Written problem
From the listing below, return each line that includes "Number".

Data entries

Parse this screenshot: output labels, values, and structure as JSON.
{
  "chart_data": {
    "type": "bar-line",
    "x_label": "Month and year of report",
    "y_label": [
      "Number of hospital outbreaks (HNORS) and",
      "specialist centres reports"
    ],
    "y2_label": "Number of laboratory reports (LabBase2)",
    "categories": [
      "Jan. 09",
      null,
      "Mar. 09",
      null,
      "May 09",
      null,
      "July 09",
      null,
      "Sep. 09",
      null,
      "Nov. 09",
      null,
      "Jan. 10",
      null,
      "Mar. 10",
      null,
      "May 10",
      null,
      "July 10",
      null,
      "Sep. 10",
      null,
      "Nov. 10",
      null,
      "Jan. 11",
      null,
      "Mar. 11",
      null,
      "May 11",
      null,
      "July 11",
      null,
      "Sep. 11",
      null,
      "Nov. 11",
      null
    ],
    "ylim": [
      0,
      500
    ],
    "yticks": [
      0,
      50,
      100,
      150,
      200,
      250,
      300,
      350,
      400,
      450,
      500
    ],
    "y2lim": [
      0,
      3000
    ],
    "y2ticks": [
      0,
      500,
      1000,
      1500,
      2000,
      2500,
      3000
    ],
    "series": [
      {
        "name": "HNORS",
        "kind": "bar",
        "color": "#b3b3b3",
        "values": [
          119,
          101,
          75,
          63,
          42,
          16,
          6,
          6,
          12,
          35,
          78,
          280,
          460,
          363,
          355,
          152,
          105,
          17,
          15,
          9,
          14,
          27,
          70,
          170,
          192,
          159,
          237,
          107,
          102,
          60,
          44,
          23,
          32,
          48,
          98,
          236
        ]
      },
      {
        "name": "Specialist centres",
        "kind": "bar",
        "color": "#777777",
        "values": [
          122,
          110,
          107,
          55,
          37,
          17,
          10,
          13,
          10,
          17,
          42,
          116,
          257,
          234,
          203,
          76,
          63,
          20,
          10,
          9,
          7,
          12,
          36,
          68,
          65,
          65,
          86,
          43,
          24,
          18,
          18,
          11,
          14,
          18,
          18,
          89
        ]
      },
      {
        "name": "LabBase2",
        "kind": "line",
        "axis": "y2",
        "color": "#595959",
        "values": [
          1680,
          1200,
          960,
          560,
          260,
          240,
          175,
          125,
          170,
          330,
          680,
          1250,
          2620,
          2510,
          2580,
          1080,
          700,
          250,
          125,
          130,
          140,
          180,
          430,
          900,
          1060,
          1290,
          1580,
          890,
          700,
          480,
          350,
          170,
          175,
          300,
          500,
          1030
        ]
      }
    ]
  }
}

==

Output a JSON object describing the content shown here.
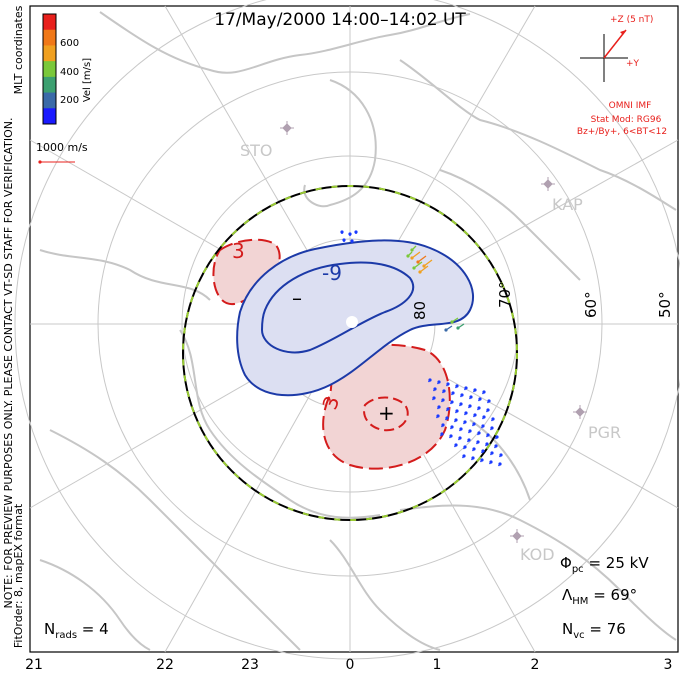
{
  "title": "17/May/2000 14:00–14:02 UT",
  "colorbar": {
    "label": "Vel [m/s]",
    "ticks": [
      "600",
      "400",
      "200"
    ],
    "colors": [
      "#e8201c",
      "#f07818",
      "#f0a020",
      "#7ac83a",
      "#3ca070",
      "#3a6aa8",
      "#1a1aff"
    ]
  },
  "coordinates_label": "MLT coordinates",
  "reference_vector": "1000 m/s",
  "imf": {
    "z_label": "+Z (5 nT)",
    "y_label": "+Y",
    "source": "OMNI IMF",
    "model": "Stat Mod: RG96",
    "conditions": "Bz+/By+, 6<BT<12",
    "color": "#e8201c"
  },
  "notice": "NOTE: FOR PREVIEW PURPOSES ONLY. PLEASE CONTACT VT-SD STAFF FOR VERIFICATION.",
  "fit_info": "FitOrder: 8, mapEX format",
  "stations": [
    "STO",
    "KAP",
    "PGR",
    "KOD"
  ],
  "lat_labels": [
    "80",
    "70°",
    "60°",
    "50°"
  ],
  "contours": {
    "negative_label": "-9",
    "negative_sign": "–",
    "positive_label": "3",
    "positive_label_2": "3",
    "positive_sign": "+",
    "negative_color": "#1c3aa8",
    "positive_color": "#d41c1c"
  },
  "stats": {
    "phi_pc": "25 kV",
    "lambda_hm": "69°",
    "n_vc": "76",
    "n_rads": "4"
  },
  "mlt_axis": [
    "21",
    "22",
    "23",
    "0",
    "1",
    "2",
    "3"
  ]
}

Complete answer
      "Number of hospital outbreaks (HNORS) and",
    "y2_label": "Number of laboratory reports (LabBase2)",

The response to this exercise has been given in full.